*DIRECTION:* Report the count of lines below in which the string "стандартизации" occurs; include nothing else.

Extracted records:
= = =
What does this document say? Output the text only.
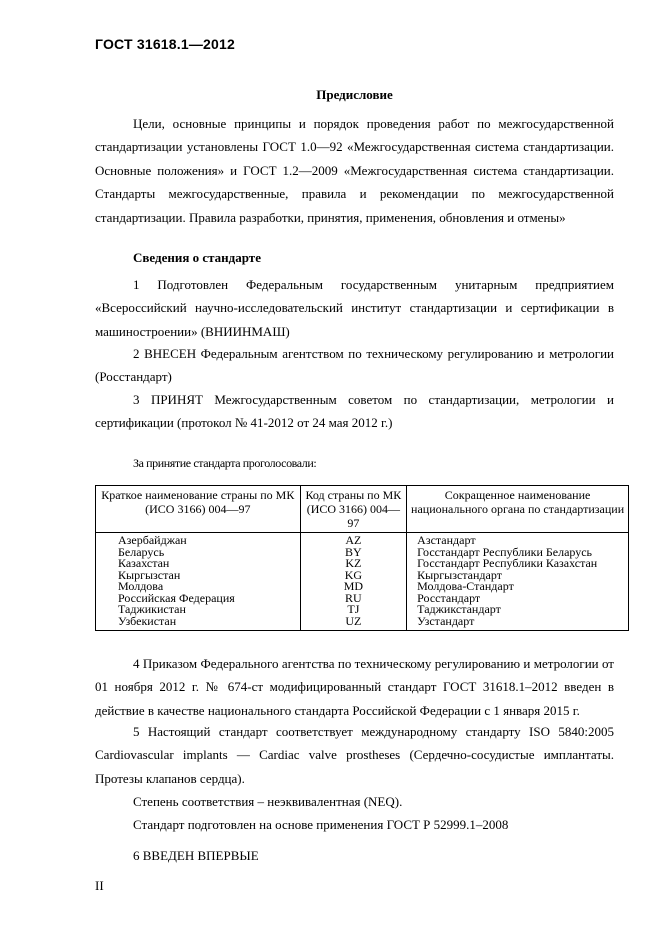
ГОСТ 31618.1—2012
Предисловие

Цели, основные принципы и порядок проведения работ по межгосударственной стандартизации установлены ГОСТ 1.0—92 «Межгосударственная система стандартизации. Основные положения» и ГОСТ 1.2—2009 «Межгосударственная система стандартизации. Стандарты межгосударственные, правила и рекомендации по межгосударственной стандартизации. Правила разработки, принятия, применения, обновления и отмены»

Сведения о стандарте

1 Подготовлен Федеральным государственным унитарным предприятием «Всероссийский научно-исследовательский институт стандартизации и сертификации в машиностроении» (ВНИИНМАШ)

2 ВНЕСЕН Федеральным агентством по техническому регулированию и метрологии (Росстандарт)

3 ПРИНЯТ Межгосударственным советом по стандартизации, метрологии и сертификации (протокол № 41-2012 от 24 мая 2012 г.)

За принятие стандарта проголосовали:
Краткое наименование страны по МК (ИСО 3166) 004—97	Код страны по МК (ИСО 3166) 004—97	Сокращенное наименование национального органа по стандартизации
Азербайджан	AZ	Азстандарт
Беларусь	BY	Госстандарт Республики Беларусь
Казахстан	KZ	Госстандарт Республики Казахстан
Кыргызстан	KG	Кыргызстандарт
Молдова	MD	Молдова-Стандарт
Российская Федерация	RU	Росстандарт
Таджикистан	TJ	Таджикстандарт
Узбекистан	UZ	Узстандарт

4 Приказом Федерального агентства по техническому регулированию и метрологии от 01 ноября 2012 г. № 674-ст модифицированный стандарт ГОСТ 31618.1–2012 введен в действие в качестве национального стандарта Российской Федерации с 1 января 2015 г.

5 Настоящий стандарт соответствует международному стандарту ISO 5840:2005 Cardiovascular implants — Cardiac valve prostheses (Сердечно-сосудистые имплантаты. Протезы клапанов сердца).

Степень соответствия – неэквивалентная (NEQ).

Стандарт подготовлен на основе применения ГОСТ Р 52999.1–2008

6 ВВЕДЕН ВПЕРВЫЕ

II
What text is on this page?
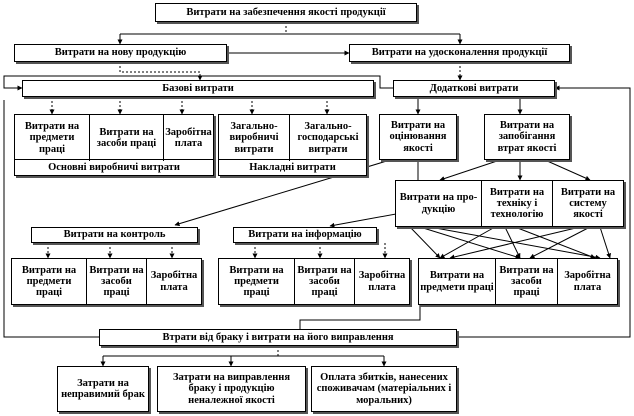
Витрати на забезпечення якості продукції
Витрати на нову продукцію	Витрати на удосконалення продукції
Базові витрати	Додаткові витрати
Витрати на предмети праці
Витрати на засоби праці
Заробітна плата
Основні виробничі витрати
Загально-виробничі витрати
Загально-господарські витрати
Накладні витрати
Витрати на оцінювання якості
Витрати на запобігання втрат якості
Витрати на про-дукцію
Витрати на техніку і технологію
Витрати на систему якості
Витрати на контроль	Витрати на інформацію
Витрати на предмети праці
Витрати на засоби праці
Заробітна плата
Витрати на предмети праці
Витрати на засоби праці
Заробітна плата
Витрати на предмети праці
Витрати на засоби праці
Заробітна плата
Втрати від браку і витрати на його виправлення
Затрати на неправимий брак
Затрати на виправлення браку і продукцію неналежної якості
Оплата збитків, нанесених споживачам (матеріальних і моральних)
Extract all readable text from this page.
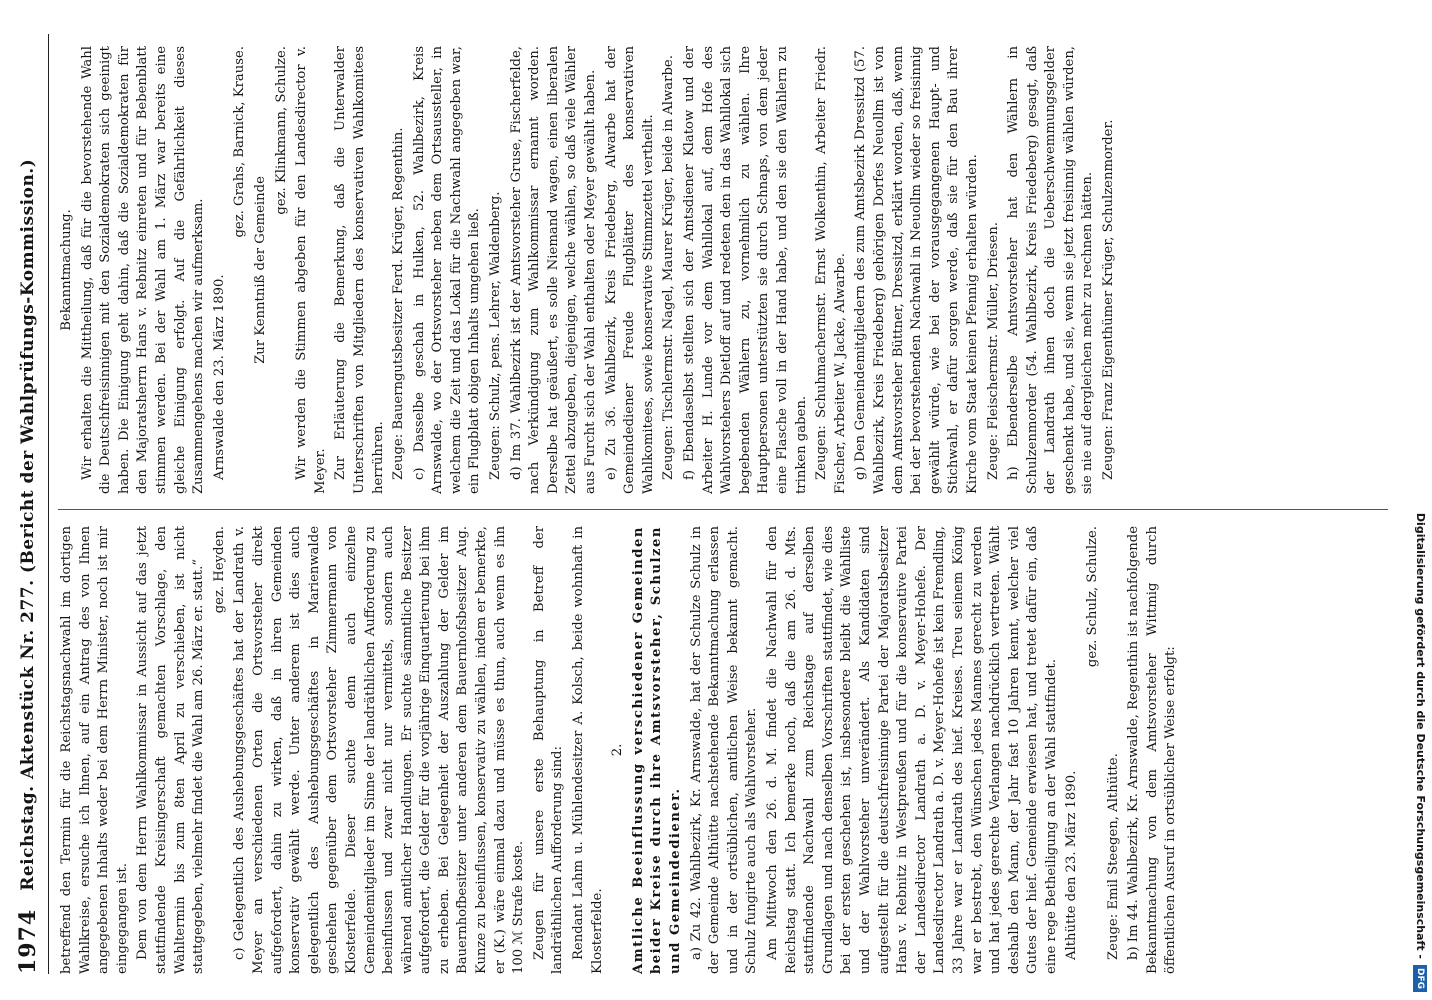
1974
Reichstag. Aktenstück Nr. 277. (Bericht der Wahlprüfungs-Kommission.) betreffend den Termin für die Reichstagsnachwahl im dortigen Wahlkreise, ersuche ich Ihnen, auf ein Antrag des von Ihnen angegebenen Inhalts weder bei dem Herrn Minister, noch ist mir eingegangen ist. Dem von dem Herrn Wahlkommissar in Aussicht auf das jetzt stattfindende Kreisingerschaft gemachten Vorschlage, den Wahltermin bis zum 8ten April zu verschieben, ist nicht stattgegeben, vielmehr findet die Wahl am 26. März er. statt.“ gez. Heyden. c) Gelegentlich des Aushebungsgeschäftes hat der Landrath v. Meyer an verschiedenen Orten die Ortsvorsteher direkt aufgefordert, dahin zu wirken, daß in ihren Gemeinden konservativ gewählt werde. Unter anderem ist dies auch gelegentlich des Aushebungsgeschäftes in Marienwalde geschehen gegenüber dem Ortsvorsteher Zimmermann von Klosterfelde. Dieser suchte denn auch einzelne Gemeindemitglieder im Sinne der landräthlichen Aufforderung zu beeinflussen und zwar nicht nur vermittels, sondern auch während amtlicher Handlungen. Er suchte sämmtliche Besitzer aufgefordert, die Gelder für die vorjährige Einquartierung bei ihm zu erheben. Bei Gelegenheit der Auszahlung der Gelder im Bauernhofbesitzer unter anderen dem Bauernhofsbesitzer Aug. Kunze zu beeinflussen, konservativ zu wählen, indem er bemerkte, er (K.) wäre einmal dazu und müsse es thun, auch wenn es ihn 100 ℳ Strafe koste. Zeugen für unsere erste Behauptung in Betreff der landräthlichen Aufforderung sind: Rendant Lahm u. Mühlendesitzer A. Kolsch, beide wohnhaft in Klosterfelde.

2. Amtliche Beeinflussung verschiedener Gemeinden beider Kreise durch ihre Amtsvorsteher, Schulzen und Gemeindediener. a) Zu 42. Wahlbezirk, Kr. Arnswalde, hat der Schulze Schulz in der Gemeinde Althütte nachstehende Bekanntmachung erlassen und in der ortsüblichen, amtlichen Weise bekannt gemacht. Schulz fungirte auch als Wahlvorsteher. Am Mittwoch den 26. d. M. findet die Nachwahl für den Reichstag statt. Ich bemerke noch, daß die am 26. d. Mts. stattfindende Nachwahl zum Reichstage auf derselben Grundlagen und nach denselben Vorschriften stattfindet, wie dies bei der ersten geschehen ist, insbesondere bleibt die Wahlliste und der Wahlvorsteher unverändert. Als Kandidaten sind aufgestellt für die deutschfreisinnige Partei der Majoratsbesitzer Hans v. Rebnitz in Westpreußen und für die konservative Partei der Landesdirector Landrath a. D. v. Meyer-Hohefe. Der Landesdirector Landrath a. D. v. Meyer-Hohefe ist kein Fremdling, 33 Jahre war er Landrath des hief. Kreises. Treu seinem König war er bestrebt, den Wünschen jedes Mannes gerecht zu werden und hat jedes gerechte Verlangen nachdrücklich vertreten. Wählt deshalb den Mann, der Jahr fast 10 Jahren kennt, welcher viel Gutes der hief. Gemeinde erwiesen hat, und tretet dafür ein, daß eine rege Betheiligung an der Wahl stattfindet. Althütte den 23. März 1890.

gez. Schulz, Schulze.

Zeuge: Emil Steegen, Althütte. b) Im 44. Wahlbezirk, Kr. Arnswalde, Regenthin ist nachfolgende Bekanntmachung von dem Amtsvorsteher Wittmig durch öffentlichen Ausruf in ortsüblicher Weise erfolgt:

Bekanntmachung. Wir erhalten die Mittheilung, daß für die bevorstehende Wahl die Deutschfreisinnigen mit den Sozialdemokraten sich geeinigt haben. Die Einigung geht dahin, daß die Sozialdemokraten für den Majoratsherrn Hans v. Rebnitz einreten und für Bebenblatt stimmen werden. Bei der Wahl am 1. März war bereits eine gleiche Einigung erfolgt. Auf die Gefährlichkeit dieses Zusammengehens machen wir aufmerksam. Arnswalde den 23. März 1890.

gez. Grahs, Barnick, Krause.

Zur Kenntniß der Gemeinde

gez. Klinkmann, Schulze. Wir werden die Stimmen abgeben für den Landesdirector v. Meyer. Zur Erläuterung die Bemerkung, daß die Unterwalder Unterschriften von Mitgliedern des konservativen Wahlkomitees herrühren. Zeuge: Bauerngutsbesitzer Ferd. Krüger, Regenthin. c) Dasselbe geschah in Hulken, 52. Wahlbezirk, Kreis Arnswalde, wo der Ortsvorsteher neben dem Ortsaussteller, in welchem die Zeit und das Lokal für die Nachwahl angegeben war, ein Flugblatt obigen Inhalts umgehen ließ. Zeugen: Schulz, pens. Lehrer, Waldenberg. d) Im 37. Wahlbezirk ist der Amtsvorsteher Gruse, Fischerfelde, nach Verkündigung zum Wahlkommissar ernannt worden. Derselbe hat geäußert, es solle Niemand wagen, einen liberalen Zettel abzugeben, diejenigen, welche wählen, so daß viele Wähler aus Furcht sich der Wahl enthalten oder Meyer gewählt haben. e) Zu 36. Wahlbezirk, Kreis Friedeberg, Alwarbe hat der Gemeindediener Freude Flugblätter des konservativen Wahlkomitees, sowie konservative Stimmzettel vertheilt. Zeugen: Tischlermstr. Nagel, Maurer Krüger, beide in Alwarbe. f) Ebendaselbst stellten sich der Amtsdiener Klatow und der Arbeiter H. Lunde vor dem Wahllokal auf, dem Hofe des Wahlvorstehers Dietloff auf und redeten den in das Wahllokal sich begebenden Wählern zu, vornehmlich zu wählen. Ihre Hauptpersonen unterstützten sie durch Schnaps, von dem jeder eine Flasche voll in der Hand habe, und den sie den Wählern zu trinken gaben. Zeugen: Schuhmachermstr. Ernst Wolkenthin, Arbeiter Friedr. Fischer, Arbeiter W. Jacke, Alwarbe. g) Den Gemeindemitgliedern des zum Amtsbezirk Dressitzd (57. Wahlbezirk, Kreis Friedeberg) gehörigen Dorfes Neuollm ist von dem Amtsvorsteher Büttner, Dressitzd, erklärt worden, daß, wenn bei der bevorstehenden Nachwahl in Neuollm wieder so freisinnig gewählt würde, wie bei der vorausgegangenen Haupt- und Stichwahl, er dafür sorgen werde, daß sie für den Bau ihrer Kirche vom Staat keinen Pfennig erhalten würden. Zeuge: Fleischermstr. Müller, Driesen. h) Ebenderselbe Amtsvorsteher hat den Wählern in Schulzenmorder (54. Wahlbezirk, Kreis Friedeberg) gesagt, daß der Landrath ihnen doch die Ueberschwemmungsgelder geschenkt habe, und sie, wenn sie jetzt freisinnig wählen würden, sie nie auf dergleichen mehr zu rechnen hätten. Zeugen: Franz Eigenthümer Krüger, Schulzenmorder.

Digitalisierung gefördert durch die Deutsche Forschungsgemeinschaft -
DFG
= = =
*THE REPLY:* 4